#### STATED EXERCISE:
Single out the lines of the material that contain "development" and copy them.

Recorded data:
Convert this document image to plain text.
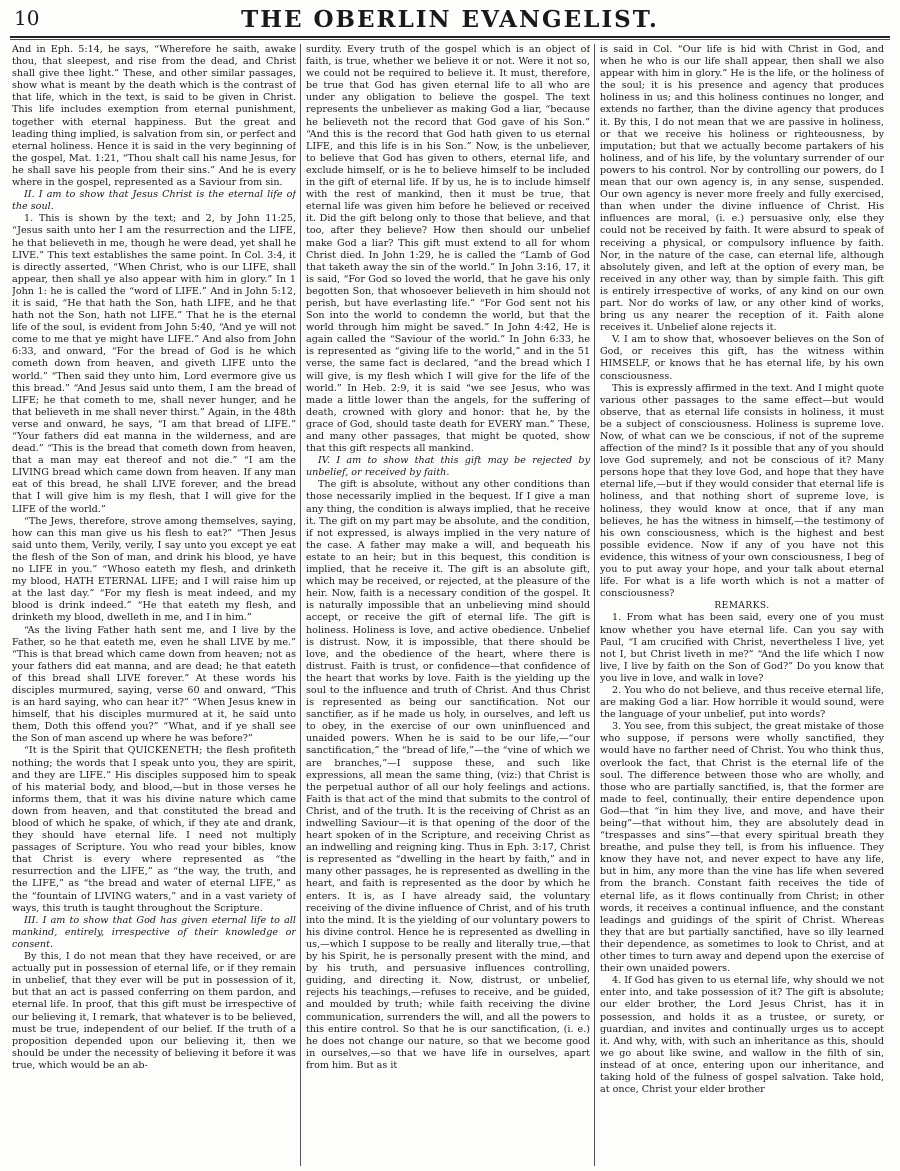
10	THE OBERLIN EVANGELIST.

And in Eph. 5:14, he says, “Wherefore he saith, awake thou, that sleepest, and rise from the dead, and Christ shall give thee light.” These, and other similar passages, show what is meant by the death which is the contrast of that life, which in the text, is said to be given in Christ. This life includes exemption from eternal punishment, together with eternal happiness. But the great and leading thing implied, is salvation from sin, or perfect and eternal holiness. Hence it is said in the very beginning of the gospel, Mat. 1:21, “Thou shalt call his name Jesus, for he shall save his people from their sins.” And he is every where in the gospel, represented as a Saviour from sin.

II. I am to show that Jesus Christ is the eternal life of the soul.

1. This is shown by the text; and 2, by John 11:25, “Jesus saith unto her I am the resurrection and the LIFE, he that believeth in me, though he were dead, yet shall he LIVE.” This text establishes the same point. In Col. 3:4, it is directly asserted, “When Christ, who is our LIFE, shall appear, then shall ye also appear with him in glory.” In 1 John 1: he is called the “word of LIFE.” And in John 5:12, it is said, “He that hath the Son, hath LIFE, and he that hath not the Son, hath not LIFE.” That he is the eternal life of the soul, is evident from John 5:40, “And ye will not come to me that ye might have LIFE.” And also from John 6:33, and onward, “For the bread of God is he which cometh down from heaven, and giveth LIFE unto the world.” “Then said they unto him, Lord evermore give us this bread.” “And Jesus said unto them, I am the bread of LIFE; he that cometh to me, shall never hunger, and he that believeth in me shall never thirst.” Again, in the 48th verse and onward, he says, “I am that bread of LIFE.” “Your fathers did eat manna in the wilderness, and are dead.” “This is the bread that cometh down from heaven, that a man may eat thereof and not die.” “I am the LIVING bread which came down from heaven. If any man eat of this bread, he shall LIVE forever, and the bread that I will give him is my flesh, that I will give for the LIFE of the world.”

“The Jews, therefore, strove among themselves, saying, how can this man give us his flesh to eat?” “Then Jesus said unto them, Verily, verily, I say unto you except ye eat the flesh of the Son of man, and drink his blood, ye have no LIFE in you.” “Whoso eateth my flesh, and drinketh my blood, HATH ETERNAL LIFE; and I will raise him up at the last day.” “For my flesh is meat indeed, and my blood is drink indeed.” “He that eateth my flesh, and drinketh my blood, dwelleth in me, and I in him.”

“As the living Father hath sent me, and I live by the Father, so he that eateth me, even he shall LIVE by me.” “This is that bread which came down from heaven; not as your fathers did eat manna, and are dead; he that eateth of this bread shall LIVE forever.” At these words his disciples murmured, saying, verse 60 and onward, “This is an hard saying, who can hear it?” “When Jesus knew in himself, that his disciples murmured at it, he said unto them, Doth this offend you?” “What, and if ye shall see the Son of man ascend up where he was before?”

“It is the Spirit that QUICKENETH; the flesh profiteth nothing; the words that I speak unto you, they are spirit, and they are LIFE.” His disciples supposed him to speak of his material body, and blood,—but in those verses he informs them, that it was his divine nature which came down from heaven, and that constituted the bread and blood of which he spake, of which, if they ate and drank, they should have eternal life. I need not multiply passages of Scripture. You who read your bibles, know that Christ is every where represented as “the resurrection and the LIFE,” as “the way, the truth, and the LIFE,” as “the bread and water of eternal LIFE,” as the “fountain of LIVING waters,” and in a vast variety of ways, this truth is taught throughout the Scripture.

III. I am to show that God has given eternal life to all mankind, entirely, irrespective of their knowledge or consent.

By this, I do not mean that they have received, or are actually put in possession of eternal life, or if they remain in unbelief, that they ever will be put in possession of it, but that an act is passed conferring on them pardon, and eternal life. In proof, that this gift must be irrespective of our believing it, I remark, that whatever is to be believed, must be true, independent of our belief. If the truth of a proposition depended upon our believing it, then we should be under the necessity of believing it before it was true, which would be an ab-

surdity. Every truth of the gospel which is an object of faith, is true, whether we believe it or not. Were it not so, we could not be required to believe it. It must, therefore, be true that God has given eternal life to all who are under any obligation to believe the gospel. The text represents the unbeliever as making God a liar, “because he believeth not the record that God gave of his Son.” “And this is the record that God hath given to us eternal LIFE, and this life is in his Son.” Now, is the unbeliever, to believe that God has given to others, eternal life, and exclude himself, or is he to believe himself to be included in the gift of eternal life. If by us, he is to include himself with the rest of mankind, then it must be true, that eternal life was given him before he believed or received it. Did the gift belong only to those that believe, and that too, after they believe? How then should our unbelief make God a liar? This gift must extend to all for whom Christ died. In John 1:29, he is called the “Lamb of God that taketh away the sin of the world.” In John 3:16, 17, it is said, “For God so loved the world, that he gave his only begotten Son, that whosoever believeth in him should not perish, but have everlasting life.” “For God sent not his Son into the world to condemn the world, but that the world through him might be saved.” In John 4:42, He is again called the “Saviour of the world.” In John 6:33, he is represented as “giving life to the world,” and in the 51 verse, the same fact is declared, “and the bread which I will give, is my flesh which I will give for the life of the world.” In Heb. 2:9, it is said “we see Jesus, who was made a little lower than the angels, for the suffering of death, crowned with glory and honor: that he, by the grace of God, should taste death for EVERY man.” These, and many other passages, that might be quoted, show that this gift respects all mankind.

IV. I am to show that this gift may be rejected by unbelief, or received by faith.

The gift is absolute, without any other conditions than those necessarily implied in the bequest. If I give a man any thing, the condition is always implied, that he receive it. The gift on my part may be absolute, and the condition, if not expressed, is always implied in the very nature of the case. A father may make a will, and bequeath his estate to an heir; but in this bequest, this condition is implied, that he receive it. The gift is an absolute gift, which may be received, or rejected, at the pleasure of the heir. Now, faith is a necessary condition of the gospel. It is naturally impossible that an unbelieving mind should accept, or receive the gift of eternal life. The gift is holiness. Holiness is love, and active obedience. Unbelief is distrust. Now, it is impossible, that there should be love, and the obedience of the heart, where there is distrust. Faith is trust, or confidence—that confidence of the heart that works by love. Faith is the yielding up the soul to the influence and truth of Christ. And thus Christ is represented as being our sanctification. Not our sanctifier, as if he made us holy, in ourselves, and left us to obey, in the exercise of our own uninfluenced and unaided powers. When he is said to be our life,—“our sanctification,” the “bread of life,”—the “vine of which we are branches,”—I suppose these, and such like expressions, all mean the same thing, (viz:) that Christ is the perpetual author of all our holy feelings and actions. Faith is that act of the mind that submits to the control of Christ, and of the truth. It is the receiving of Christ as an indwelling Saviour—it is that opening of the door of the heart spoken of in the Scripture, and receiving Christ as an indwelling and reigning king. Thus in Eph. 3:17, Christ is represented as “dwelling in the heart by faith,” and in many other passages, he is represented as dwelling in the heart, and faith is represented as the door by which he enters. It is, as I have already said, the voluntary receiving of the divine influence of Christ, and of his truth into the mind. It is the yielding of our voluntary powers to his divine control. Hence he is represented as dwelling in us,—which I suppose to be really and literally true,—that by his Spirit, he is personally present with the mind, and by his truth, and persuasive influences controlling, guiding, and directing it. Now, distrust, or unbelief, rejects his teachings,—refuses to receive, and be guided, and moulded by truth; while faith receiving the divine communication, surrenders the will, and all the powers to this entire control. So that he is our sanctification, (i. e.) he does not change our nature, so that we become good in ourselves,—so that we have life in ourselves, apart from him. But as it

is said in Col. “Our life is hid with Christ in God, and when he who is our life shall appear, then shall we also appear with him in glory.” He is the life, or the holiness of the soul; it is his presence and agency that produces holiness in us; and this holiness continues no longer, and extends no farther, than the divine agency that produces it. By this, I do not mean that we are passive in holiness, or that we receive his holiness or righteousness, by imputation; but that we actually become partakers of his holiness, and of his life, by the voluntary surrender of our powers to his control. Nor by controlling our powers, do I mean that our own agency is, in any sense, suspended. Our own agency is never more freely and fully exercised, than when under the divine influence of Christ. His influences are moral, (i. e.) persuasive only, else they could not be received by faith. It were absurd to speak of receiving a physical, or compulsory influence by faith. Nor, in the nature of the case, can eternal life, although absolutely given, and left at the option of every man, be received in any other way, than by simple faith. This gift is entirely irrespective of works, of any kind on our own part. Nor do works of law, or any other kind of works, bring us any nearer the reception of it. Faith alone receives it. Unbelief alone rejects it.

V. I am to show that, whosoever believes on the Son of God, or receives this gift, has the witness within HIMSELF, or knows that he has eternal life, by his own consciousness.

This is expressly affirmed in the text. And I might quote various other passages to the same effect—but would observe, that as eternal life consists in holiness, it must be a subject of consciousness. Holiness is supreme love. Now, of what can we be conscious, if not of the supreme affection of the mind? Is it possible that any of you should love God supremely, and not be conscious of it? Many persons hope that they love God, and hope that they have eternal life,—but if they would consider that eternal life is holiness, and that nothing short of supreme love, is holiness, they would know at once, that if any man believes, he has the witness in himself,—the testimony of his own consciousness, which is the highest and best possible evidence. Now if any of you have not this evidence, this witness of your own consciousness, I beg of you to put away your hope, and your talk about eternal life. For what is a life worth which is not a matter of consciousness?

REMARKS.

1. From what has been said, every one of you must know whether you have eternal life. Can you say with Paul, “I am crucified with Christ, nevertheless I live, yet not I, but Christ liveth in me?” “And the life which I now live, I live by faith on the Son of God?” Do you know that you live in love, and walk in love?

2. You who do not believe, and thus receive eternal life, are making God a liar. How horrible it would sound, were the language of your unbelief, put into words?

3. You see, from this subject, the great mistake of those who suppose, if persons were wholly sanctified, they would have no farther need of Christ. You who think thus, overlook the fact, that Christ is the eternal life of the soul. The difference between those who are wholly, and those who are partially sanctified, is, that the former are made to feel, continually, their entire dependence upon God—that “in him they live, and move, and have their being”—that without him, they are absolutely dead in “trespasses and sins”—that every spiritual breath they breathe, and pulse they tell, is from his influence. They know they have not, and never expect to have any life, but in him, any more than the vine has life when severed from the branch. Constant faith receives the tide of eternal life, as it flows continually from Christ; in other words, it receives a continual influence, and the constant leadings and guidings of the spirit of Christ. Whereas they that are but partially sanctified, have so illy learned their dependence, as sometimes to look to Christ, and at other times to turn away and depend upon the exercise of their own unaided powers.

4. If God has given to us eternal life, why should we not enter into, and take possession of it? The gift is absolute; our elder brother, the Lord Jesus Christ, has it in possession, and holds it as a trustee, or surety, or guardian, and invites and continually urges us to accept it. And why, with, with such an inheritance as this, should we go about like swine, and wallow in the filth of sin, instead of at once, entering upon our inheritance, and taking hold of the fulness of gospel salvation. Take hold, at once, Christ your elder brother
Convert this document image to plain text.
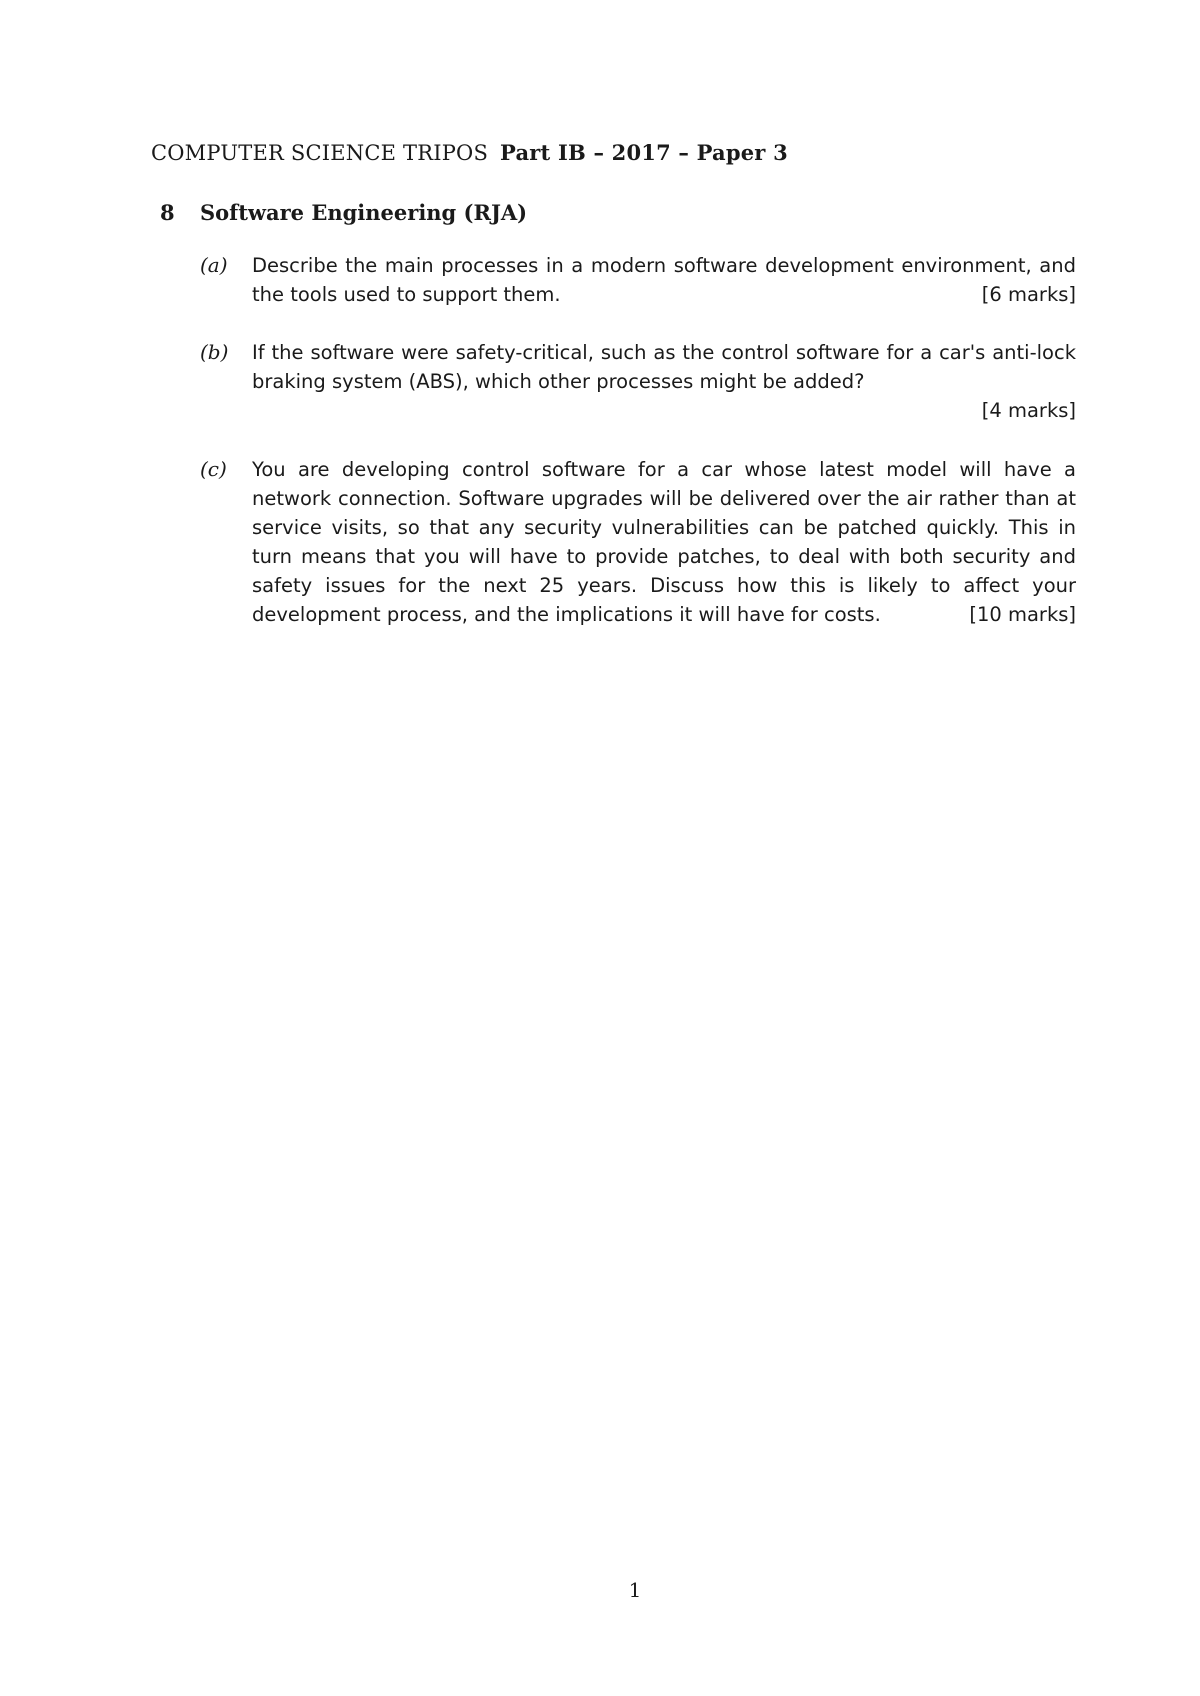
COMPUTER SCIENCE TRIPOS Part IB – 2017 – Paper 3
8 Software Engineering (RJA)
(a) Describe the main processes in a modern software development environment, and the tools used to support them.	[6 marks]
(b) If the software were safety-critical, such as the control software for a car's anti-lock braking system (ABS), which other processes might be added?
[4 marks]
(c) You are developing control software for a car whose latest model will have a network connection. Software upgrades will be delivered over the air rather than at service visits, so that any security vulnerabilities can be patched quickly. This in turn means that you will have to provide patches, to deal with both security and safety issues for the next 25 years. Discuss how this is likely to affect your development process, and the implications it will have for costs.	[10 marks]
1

#### EXERCISE RESPONSE:
(a) Describe the main processes in a modern software development environment, and the tools used to support them.	[6 marks]
(c) You are developing control software for a car whose latest model will have a network connection. Software upgrades will be delivered over the air rather than at service visits, so that any security vulnerabilities can be patched quickly. This in turn means that you will have to provide patches, to deal with both security and safety issues for the next 25 years. Discuss how this is likely to affect your development process, and the implications it will have for costs.	[10 marks]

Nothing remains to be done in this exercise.